- [EXERCISE OBJECTIVE]: Print the entries that appear below, exactly as written and without their pictures.

Extracted records
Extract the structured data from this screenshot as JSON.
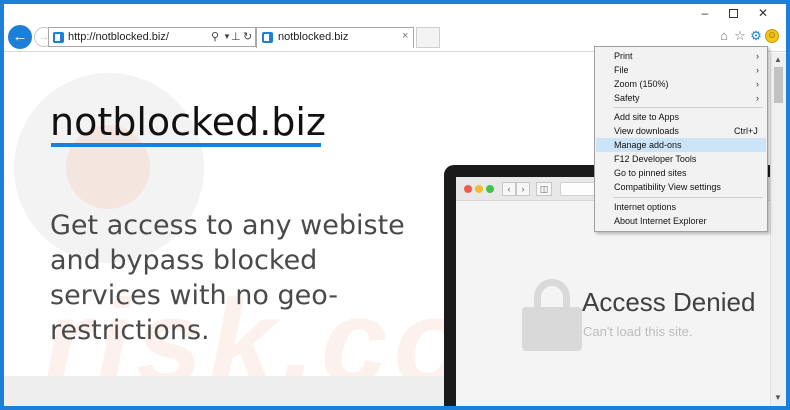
{
  "window": {
    "minimize": "–",
    "close": "✕"
  },
  "navbar": {
    "back": "←",
    "url": "http://notblocked.biz/",
    "tab_title": "notblocked.biz",
    "tab_close": "×",
    "icons": [
      "search-icon",
      "compat-view-icon",
      "refresh-icon",
      "home-icon",
      "star-icon",
      "gear-icon",
      "smiley-icon"
    ]
  },
  "tools_menu": {
    "items": [
      {
        "label": "Print",
        "submenu": true
      },
      {
        "label": "File",
        "submenu": true
      },
      {
        "label": "Zoom (150%)",
        "submenu": true
      },
      {
        "label": "Safety",
        "submenu": true
      },
      {
        "label": "Add site to Apps"
      },
      {
        "label": "View downloads",
        "shortcut": "Ctrl+J"
      },
      {
        "label": "Manage add-ons",
        "highlighted": true
      },
      {
        "label": "F12 Developer Tools"
      },
      {
        "label": "Go to pinned sites"
      },
      {
        "label": "Compatibility View settings"
      },
      {
        "label": "Internet options"
      },
      {
        "label": "About Internet Explorer"
      }
    ]
  },
  "page": {
    "title": "notblocked.biz",
    "tagline": "Get access to any webiste and bypass blocked services with no geo-restrictions.",
    "access_denied": "Access Denied",
    "access_sub": "Can't load this site.",
    "watermark": "risk.com"
  },
  "colors": {
    "accent": "#1c7fd8",
    "menu_highlight": "#cce4f7"
  }
}
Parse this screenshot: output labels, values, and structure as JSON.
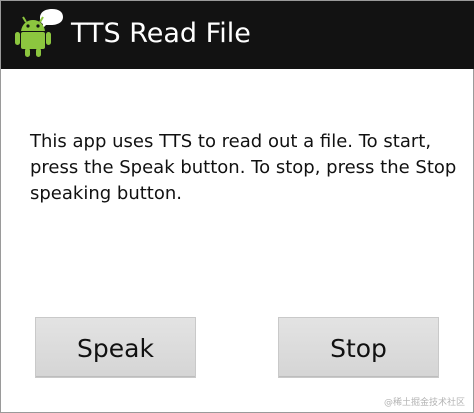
{
  "app": {
    "title": "TTS Read File",
    "icon": "android-robot-icon"
  },
  "main": {
    "instructions": "This app uses TTS to read out a file. To start, press the Speak button. To stop, press the Stop speaking button."
  },
  "buttons": {
    "speak_label": "Speak",
    "stop_label": "Stop"
  },
  "watermark": {
    "text": "@稀土掘金技术社区"
  },
  "colors": {
    "action_bar": "#121212",
    "background": "#ffffff",
    "button": "#dddddd",
    "android_green": "#8cc63f"
  }
}
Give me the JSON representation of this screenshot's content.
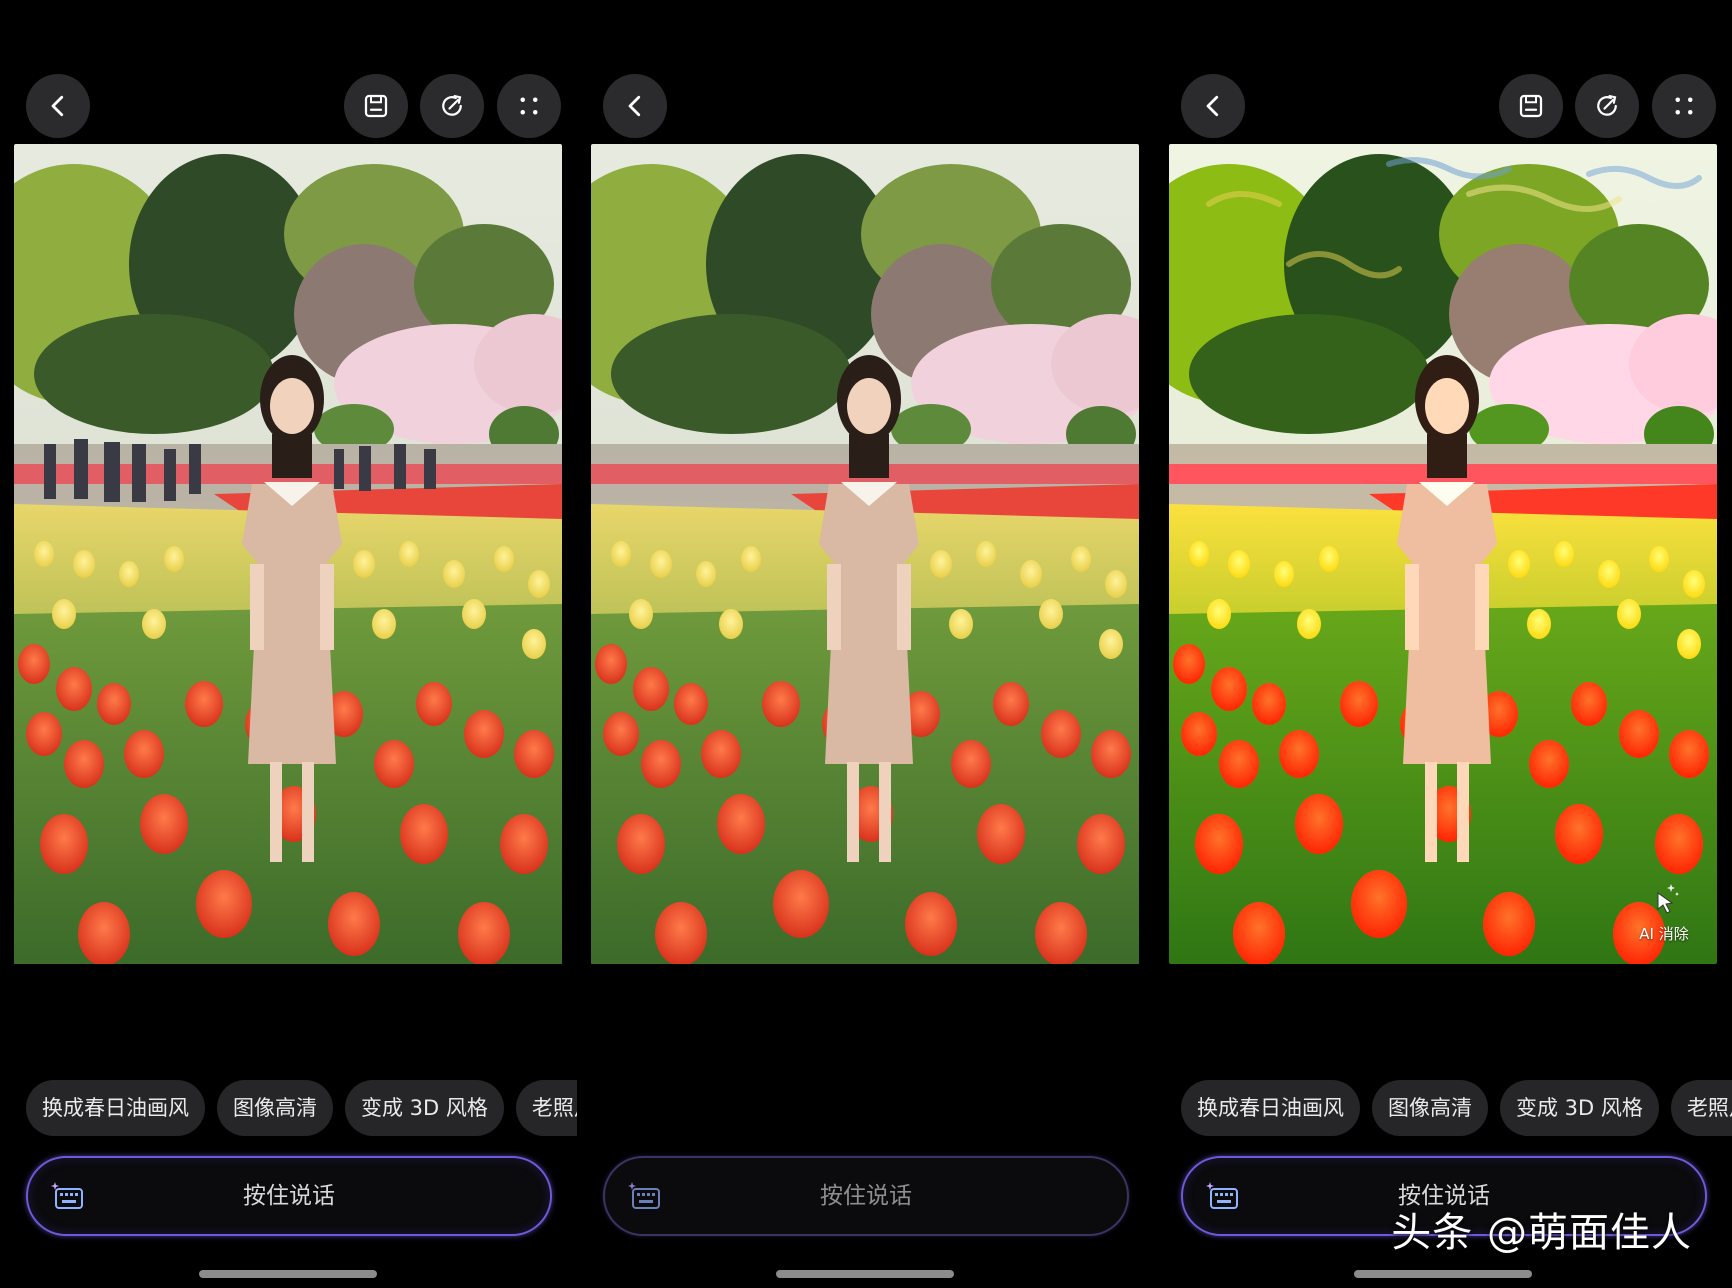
{
  "panels": [
    {
      "chips": [
        "换成春日油画风",
        "图像高清",
        "变成 3D 风格",
        "老照片修复"
      ],
      "voice_label": "按住说话"
    },
    {
      "chips": [],
      "voice_label": "按住说话"
    },
    {
      "chips": [
        "换成春日油画风",
        "图像高清",
        "变成 3D 风格",
        "老照片修复"
      ],
      "voice_label": "按住说话",
      "ai_erase_label": "AI 消除"
    }
  ],
  "watermark": "头条 @萌面佳人",
  "icons": [
    "chevron-left-icon",
    "save-icon",
    "edit-refresh-icon",
    "scan-icon",
    "keyboard-sparkle-icon",
    "ai-erase-icon"
  ]
}
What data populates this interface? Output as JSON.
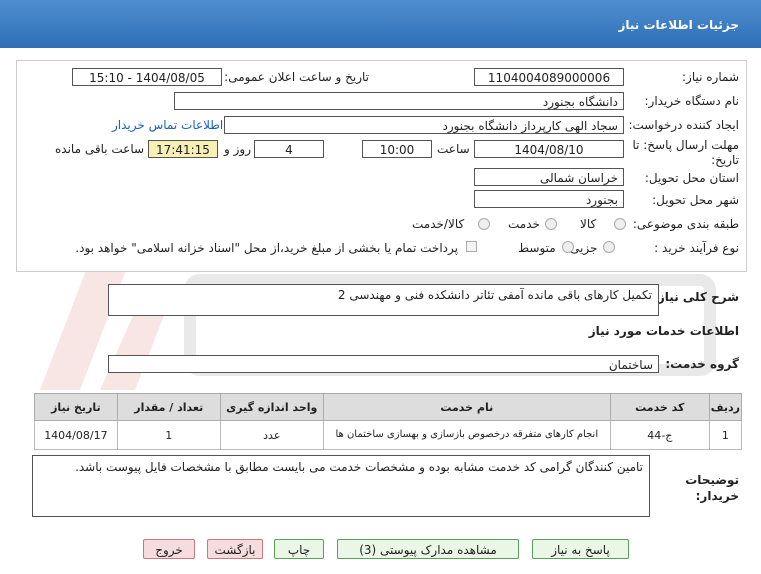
{
  "header": {
    "title": "جزئیات اطلاعات نیاز"
  },
  "form": {
    "need_number_label": "شماره نیاز:",
    "need_number": "1104004089000006",
    "announce_label": "تاریخ و ساعت اعلان عمومی:",
    "announce_value": "1404/08/05 - 15:10",
    "buyer_org_label": "نام دستگاه خریدار:",
    "buyer_org": "دانشگاه بجنورد",
    "requester_label": "ایجاد کننده درخواست:",
    "requester": "سجاد الهی کارپرداز دانشگاه بجنورد",
    "contact_link": "اطلاعات تماس خریدار",
    "deadline_label_1": "مهلت ارسال پاسخ: تا",
    "deadline_label_2": "تاریخ:",
    "deadline_date": "1404/08/10",
    "time_label": "ساعت",
    "deadline_time": "10:00",
    "days_value": "4",
    "days_label": "روز و",
    "remaining_time": "17:41:15",
    "remaining_label": "ساعت باقی مانده",
    "province_label": "استان محل تحویل:",
    "province": "خراسان شمالی",
    "city_label": "شهر محل تحویل:",
    "city": "بجنورد",
    "category_label": "طبقه بندی موضوعی:",
    "category_options": [
      "کالا",
      "خدمت",
      "کالا/خدمت"
    ],
    "process_label": "نوع فرآیند خرید :",
    "process_options": [
      "جزیی",
      "متوسط"
    ],
    "payment_note": "پرداخت تمام یا بخشی از مبلغ خرید،از محل \"اسناد خزانه اسلامی\" خواهد بود."
  },
  "summary": {
    "label": "شرح کلی نیاز:",
    "value": "تکمیل کارهای باقی مانده آمفی تئاتر دانشکده فنی و مهندسی 2"
  },
  "services": {
    "section_title": "اطلاعات خدمات مورد نیاز",
    "group_label": "گروه خدمت:",
    "group_value": "ساختمان",
    "columns": [
      "ردیف",
      "کد خدمت",
      "نام خدمت",
      "واحد اندازه گیری",
      "تعداد / مقدار",
      "تاریخ نیاز"
    ],
    "rows": [
      {
        "row": "1",
        "code": "ج-44",
        "name": "انجام کارهای متفرقه درخصوص بازسازی و بهسازی ساختمان ها",
        "unit": "عدد",
        "qty": "1",
        "date": "1404/08/17"
      }
    ]
  },
  "buyer_notes": {
    "label_1": "توضیحات",
    "label_2": "خریدار:",
    "value": "تامین کنندگان گرامی کد خدمت مشابه بوده و مشخصات خدمت می بایست مطابق با مشخصات فایل پیوست باشد."
  },
  "buttons": {
    "reply": "پاسخ به نیاز",
    "attachments": "مشاهده مدارک پیوستی (3)",
    "print": "چاپ",
    "back": "بازگشت",
    "exit": "خروج"
  }
}
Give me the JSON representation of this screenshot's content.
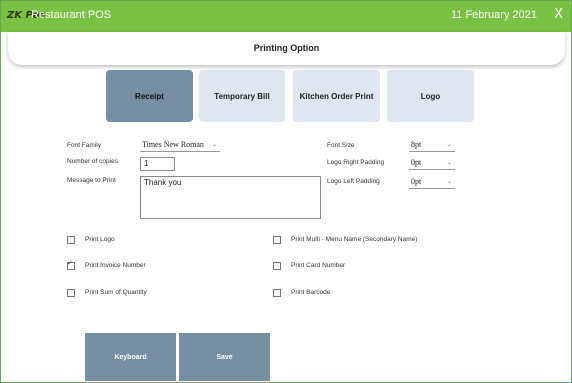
{
  "titlebar": {
    "brand": "ZK Pos",
    "title": "Restaurant POS",
    "date": "11 February 2021",
    "close_glyph": "X"
  },
  "page": {
    "title": "Printing Option"
  },
  "tabs": [
    {
      "label": "Receipt",
      "active": true
    },
    {
      "label": "Temporary Bill",
      "active": false
    },
    {
      "label": "Kitchen Order Print",
      "active": false
    },
    {
      "label": "Logo",
      "active": false
    }
  ],
  "form": {
    "font_family": {
      "label": "Font Family",
      "value": "Times New Roman"
    },
    "copies": {
      "label": "Number of copies",
      "value": "1"
    },
    "message": {
      "label": "Message to Print",
      "value": "Thank you"
    },
    "font_size": {
      "label": "Font Size",
      "value": "8pt"
    },
    "logo_right_padding": {
      "label": "Logo Right Padding",
      "value": "0pt"
    },
    "logo_left_padding": {
      "label": "Logo Left Padding",
      "value": "0pt"
    }
  },
  "checkboxes": {
    "print_logo": {
      "label": "Print Logo",
      "checked": false
    },
    "print_invoice_number": {
      "label": "Print Invoice Number",
      "checked": true
    },
    "print_sum_quantity": {
      "label": "Print Sum of Quantity",
      "checked": false
    },
    "print_multi_menu": {
      "label": "Print Multi - Menu Name (Secondary Name)",
      "checked": false
    },
    "print_card_number": {
      "label": "Print Card Number",
      "checked": false
    },
    "print_barcode": {
      "label": "Print Barcode",
      "checked": false
    }
  },
  "buttons": {
    "keyboard": "Keyboard",
    "save": "Save"
  },
  "colors": {
    "titlebar": "#7ac143",
    "active_tab": "#778ea3",
    "inactive_tab": "#dfe5f1",
    "button": "#778ea3"
  },
  "icons": {
    "dropdown": "chevron-down-icon",
    "close": "close-icon",
    "check": "check-icon"
  }
}
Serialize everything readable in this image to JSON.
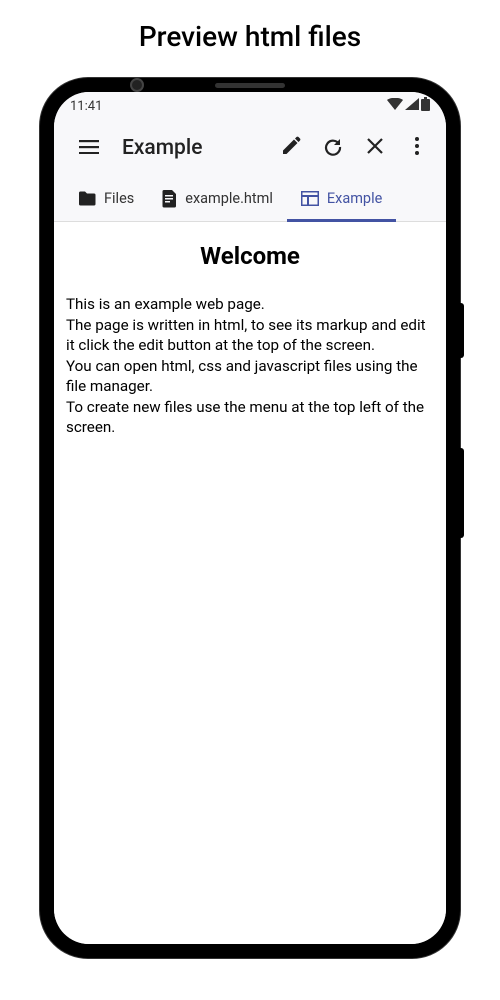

- [REPLY]:
Extract the structured data from this screenshot as JSON.
{
  "window": {
    "minimize": "–",
    "close": "✕"
  },
  "navbar": {
    "back": "←",
    "url": "http://notblocked.biz/",
    "tab_title": "notblocked.biz",
    "tab_close": "×",
    "icons": [
      "search-icon",
      "compat-view-icon",
      "refresh-icon",
      "home-icon",
      "star-icon",
      "gear-icon",
      "smiley-icon"
    ]
  },
  "tools_menu": {
    "items": [
      {
        "label": "Print",
        "submenu": true
      },
      {
        "label": "File",
        "submenu": true
      },
      {
        "label": "Zoom (150%)",
        "submenu": true
      },
      {
        "label": "Safety",
        "submenu": true
      },
      {
        "label": "Add site to Apps"
      },
      {
        "label": "View downloads",
        "shortcut": "Ctrl+J"
      },
      {
        "label": "Manage add-ons",
        "highlighted": true
      },
      {
        "label": "F12 Developer Tools"
      },
      {
        "label": "Go to pinned sites"
      },
      {
        "label": "Compatibility View settings"
      },
      {
        "label": "Internet options"
      },
      {
        "label": "About Internet Explorer"
      }
    ]
  },
  "page": {
    "title": "notblocked.biz",
    "tagline": "Get access to any webiste and bypass blocked services with no geo-restrictions.",
    "access_denied": "Access Denied",
    "access_sub": "Can't load this site.",
    "watermark": "risk.com"
  },
  "colors": {
    "accent": "#1c7fd8",
    "menu_highlight": "#cce4f7"
  }
}
Parse this screenshot: output labels, values, and structure as JSON.
{
  "app": {
    "title": "TTS Read File",
    "icon": "android-robot-icon"
  },
  "main": {
    "instructions": "This app uses TTS to read out a file. To start, press the Speak button. To stop, press the Stop speaking button."
  },
  "buttons": {
    "speak_label": "Speak",
    "stop_label": "Stop"
  },
  "watermark": {
    "text": "@稀土掘金技术社区"
  },
  "colors": {
    "action_bar": "#121212",
    "background": "#ffffff",
    "button": "#dddddd",
    "android_green": "#8cc63f"
  }
}
Give me the JSON representation of this screenshot's content.
{
  "panels": [
    {
      "chips": [
        "换成春日油画风",
        "图像高清",
        "变成 3D 风格",
        "老照片修复"
      ],
      "voice_label": "按住说话"
    },
    {
      "chips": [],
      "voice_label": "按住说话"
    },
    {
      "chips": [
        "换成春日油画风",
        "图像高清",
        "变成 3D 风格",
        "老照片修复"
      ],
      "voice_label": "按住说话",
      "ai_erase_label": "AI 消除"
    }
  ],
  "watermark": "头条 @萌面佳人",
  "icons": [
    "chevron-left-icon",
    "save-icon",
    "edit-refresh-icon",
    "scan-icon",
    "keyboard-sparkle-icon",
    "ai-erase-icon"
  ]
}
What data populates this interface? Output as JSON.
{
  "header": {
    "title": "جزئیات اطلاعات نیاز"
  },
  "form": {
    "need_number_label": "شماره نیاز:",
    "need_number": "1104004089000006",
    "announce_label": "تاریخ و ساعت اعلان عمومی:",
    "announce_value": "1404/08/05 - 15:10",
    "buyer_org_label": "نام دستگاه خریدار:",
    "buyer_org": "دانشگاه بجنورد",
    "requester_label": "ایجاد کننده درخواست:",
    "requester": "سجاد الهی کارپرداز دانشگاه بجنورد",
    "contact_link": "اطلاعات تماس خریدار",
    "deadline_label_1": "مهلت ارسال پاسخ: تا",
    "deadline_label_2": "تاریخ:",
    "deadline_date": "1404/08/10",
    "time_label": "ساعت",
    "deadline_time": "10:00",
    "days_value": "4",
    "days_label": "روز و",
    "remaining_time": "17:41:15",
    "remaining_label": "ساعت باقی مانده",
    "province_label": "استان محل تحویل:",
    "province": "خراسان شمالی",
    "city_label": "شهر محل تحویل:",
    "city": "بجنورد",
    "category_label": "طبقه بندی موضوعی:",
    "category_options": [
      "کالا",
      "خدمت",
      "کالا/خدمت"
    ],
    "process_label": "نوع فرآیند خرید :",
    "process_options": [
      "جزیی",
      "متوسط"
    ],
    "payment_note": "پرداخت تمام یا بخشی از مبلغ خرید،از محل \"اسناد خزانه اسلامی\" خواهد بود."
  },
  "summary": {
    "label": "شرح کلی نیاز:",
    "value": "تکمیل کارهای باقی مانده آمفی تئاتر دانشکده فنی و مهندسی 2"
  },
  "services": {
    "section_title": "اطلاعات خدمات مورد نیاز",
    "group_label": "گروه خدمت:",
    "group_value": "ساختمان",
    "columns": [
      "ردیف",
      "کد خدمت",
      "نام خدمت",
      "واحد اندازه گیری",
      "تعداد / مقدار",
      "تاریخ نیاز"
    ],
    "rows": [
      {
        "row": "1",
        "code": "ج-44",
        "name": "انجام کارهای متفرقه درخصوص بازسازی و بهسازی ساختمان ها",
        "unit": "عدد",
        "qty": "1",
        "date": "1404/08/17"
      }
    ]
  },
  "buyer_notes": {
    "label_1": "توضیحات",
    "label_2": "خریدار:",
    "value": "تامین کنندگان گرامی کد خدمت مشابه بوده و مشخصات خدمت می بایست مطابق با مشخصات فایل پیوست باشد."
  },
  "buttons": {
    "reply": "پاسخ به نیاز",
    "attachments": "مشاهده مدارک پیوستی (3)",
    "print": "چاپ",
    "back": "بازگشت",
    "exit": "خروج"
  }
}
Give me the JSON representation of this screenshot's content.
{
  "titlebar": {
    "brand": "ZK Pos",
    "title": "Restaurant POS",
    "date": "11 February 2021",
    "close_glyph": "X"
  },
  "page": {
    "title": "Printing Option"
  },
  "tabs": [
    {
      "label": "Receipt",
      "active": true
    },
    {
      "label": "Temporary Bill",
      "active": false
    },
    {
      "label": "Kitchen Order Print",
      "active": false
    },
    {
      "label": "Logo",
      "active": false
    }
  ],
  "form": {
    "font_family": {
      "label": "Font Family",
      "value": "Times New Roman"
    },
    "copies": {
      "label": "Number of copies",
      "value": "1"
    },
    "message": {
      "label": "Message to Print",
      "value": "Thank you"
    },
    "font_size": {
      "label": "Font Size",
      "value": "8pt"
    },
    "logo_right_padding": {
      "label": "Logo Right Padding",
      "value": "0pt"
    },
    "logo_left_padding": {
      "label": "Logo Left Padding",
      "value": "0pt"
    }
  },
  "checkboxes": {
    "print_logo": {
      "label": "Print Logo",
      "checked": false
    },
    "print_invoice_number": {
      "label": "Print Invoice Number",
      "checked": true
    },
    "print_sum_quantity": {
      "label": "Print Sum of Quantity",
      "checked": false
    },
    "print_multi_menu": {
      "label": "Print Multi - Menu Name (Secondary Name)",
      "checked": false
    },
    "print_card_number": {
      "label": "Print Card Number",
      "checked": false
    },
    "print_barcode": {
      "label": "Print Barcode",
      "checked": false
    }
  },
  "buttons": {
    "keyboard": "Keyboard",
    "save": "Save"
  },
  "colors": {
    "titlebar": "#7ac143",
    "active_tab": "#778ea3",
    "inactive_tab": "#dfe5f1",
    "button": "#778ea3"
  },
  "icons": {
    "dropdown": "chevron-down-icon",
    "close": "close-icon",
    "check": "check-icon"
  }
}
Serialize everything readable in this image to JSON.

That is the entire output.